** Excerpted text follows **

What is unsettling about these stories is that there are pain relief options available, and healthcare providers like Baldwin encourage patients who are concerned about pain during the procedure to ask about their options.

“Patients should ask their clinic or provider what possible things are available. They might ask them if there is an option for sedation in any form. Some clinics can offer this and some can’t,” Baldwin said, noting that sedation can be offered with an IV, for an example. She said “most clinics” could put an anesthetic in the cervix as an injection or a numbing block.

Some providers can offer anti-anxiety medication as well, she said. Baldwin noted that patients are sometimes told to take an over-the-counter pain medication beforehand, but there’s no evidence it helps with pain during the procedure.

“I think that patients should be proactive in asking if the clinic can offer those services. I also think we should probably have some kind of clinic designation for higher-level clinics for referrals for more challenging cases,” she said. In an ideal world, patients would be presented with their pain-relief options without needing to ask.

Patients should also be told that they might want someone to be there with them, and several of the respondents told HuffPost they felt it was unsafe for them to drive home alone after.

IUD Insertion: The Worst-case Scenario

Heidi Martinez, 27, said she assumed that getting an IUD would be similar to getting a flu shot — uncomfortable, sure, but no big deal. So she felt lucky that she just happened to go to her appointment with her boyfriend, now husband.

Afterward, “I sat in the car with him and just cried,” she said. She was bedridden for a week. Later, she wondered for some time if she was simply overly sensitive. Finding stories like hers online at least validated that she was not being dramatic or weak, Martinez said.

“I still think I chose the right birth control for me, but if I could have made the situation any less painful … I think I would have fared a lot better.”

** End of Excerpted text **

_Work to complete_:
**a)** In the IUD insertion excerpt, how long was Heidi Martinez bedridden after getting her IUD?
**b)** List every way of relieving pain or anxiety that Baldwin says clinics or providers may offer, according to the IUD insertion excerpt.
**c)** Continue the IUD insertion excerpt from where it ends.

** Available data follows **

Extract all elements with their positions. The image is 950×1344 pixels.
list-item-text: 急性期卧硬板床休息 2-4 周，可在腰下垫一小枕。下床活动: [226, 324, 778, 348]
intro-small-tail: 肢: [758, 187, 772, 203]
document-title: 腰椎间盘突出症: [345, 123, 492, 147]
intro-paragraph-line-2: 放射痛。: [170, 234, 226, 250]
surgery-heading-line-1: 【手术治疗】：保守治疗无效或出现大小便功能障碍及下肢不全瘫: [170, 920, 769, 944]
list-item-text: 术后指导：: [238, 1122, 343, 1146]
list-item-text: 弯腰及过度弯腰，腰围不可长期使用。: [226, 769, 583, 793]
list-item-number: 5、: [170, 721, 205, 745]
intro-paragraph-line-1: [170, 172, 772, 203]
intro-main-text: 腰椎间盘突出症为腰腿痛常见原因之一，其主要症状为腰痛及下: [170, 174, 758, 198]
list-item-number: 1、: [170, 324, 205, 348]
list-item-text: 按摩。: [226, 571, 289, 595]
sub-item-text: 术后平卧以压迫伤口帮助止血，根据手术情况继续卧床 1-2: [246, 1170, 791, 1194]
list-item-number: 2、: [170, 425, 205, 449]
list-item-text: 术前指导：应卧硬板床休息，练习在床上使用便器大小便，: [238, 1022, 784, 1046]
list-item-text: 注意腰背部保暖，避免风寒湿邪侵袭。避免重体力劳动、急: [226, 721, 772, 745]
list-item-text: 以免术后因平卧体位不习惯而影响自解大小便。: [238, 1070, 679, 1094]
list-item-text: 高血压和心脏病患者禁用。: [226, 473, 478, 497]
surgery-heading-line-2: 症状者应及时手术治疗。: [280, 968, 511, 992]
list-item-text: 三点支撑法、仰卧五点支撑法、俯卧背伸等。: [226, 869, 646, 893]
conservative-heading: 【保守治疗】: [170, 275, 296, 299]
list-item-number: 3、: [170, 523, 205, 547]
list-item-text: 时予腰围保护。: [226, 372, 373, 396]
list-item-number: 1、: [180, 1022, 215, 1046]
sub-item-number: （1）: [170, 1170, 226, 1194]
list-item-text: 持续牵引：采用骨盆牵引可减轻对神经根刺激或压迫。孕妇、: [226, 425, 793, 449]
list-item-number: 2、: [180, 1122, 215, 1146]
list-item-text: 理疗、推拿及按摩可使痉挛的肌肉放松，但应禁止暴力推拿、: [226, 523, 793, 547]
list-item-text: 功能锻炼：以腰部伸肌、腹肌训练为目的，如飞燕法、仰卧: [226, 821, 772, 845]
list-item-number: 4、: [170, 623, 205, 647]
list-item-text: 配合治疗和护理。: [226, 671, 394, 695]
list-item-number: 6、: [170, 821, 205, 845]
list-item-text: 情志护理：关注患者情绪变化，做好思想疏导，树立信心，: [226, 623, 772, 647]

** End of Available data **

_Numbered responses_:
**a)** A week.

**b)**
- Sedation, for example through an IV
- An anesthetic in the cervix, given as an injection or a numbing block
- Anti-anxiety medication

**c)**
– JAMIE DRISCOLL, 26

For many, IUDs end up being worth it ― but pain shouldn’t be the price to pay

Of course, there are cases in which the IUD is just not a good fit. Kim, a 41-year-old from Virginia (who also asked that only her first name be used), got her first IUD a decade ago, with no real issues at all. When she went in for another IUD this month, the insertion itself was painful, but what she felt afterward was worse.

“I spent the rest of the day on the couch, then I went to bed early and I woke up at 1 a.m. with a horrible, horrible constant, sharp pain,” she said.

The next day, she had an appointment to have it removed. “I was like, ‘Get this thing out of my body. I don’t want it in me,’” Kim said.

But, for the most part, the women interviewed for this article had only glowing things to say about their IUDs and said they would get one again.

“I still think I chose the right birth control for me, but if I could have made the situation any less painful — or if I had been warned and been able to prepare myself with more support, with more pain medication, with someone to take care of me afterwards — I think I would have fared a lot better,” said Driscoll, who explained that she is a sex educator and did not want anyone reading this story to hear her experience and determine that getting an IUD is not worth it.”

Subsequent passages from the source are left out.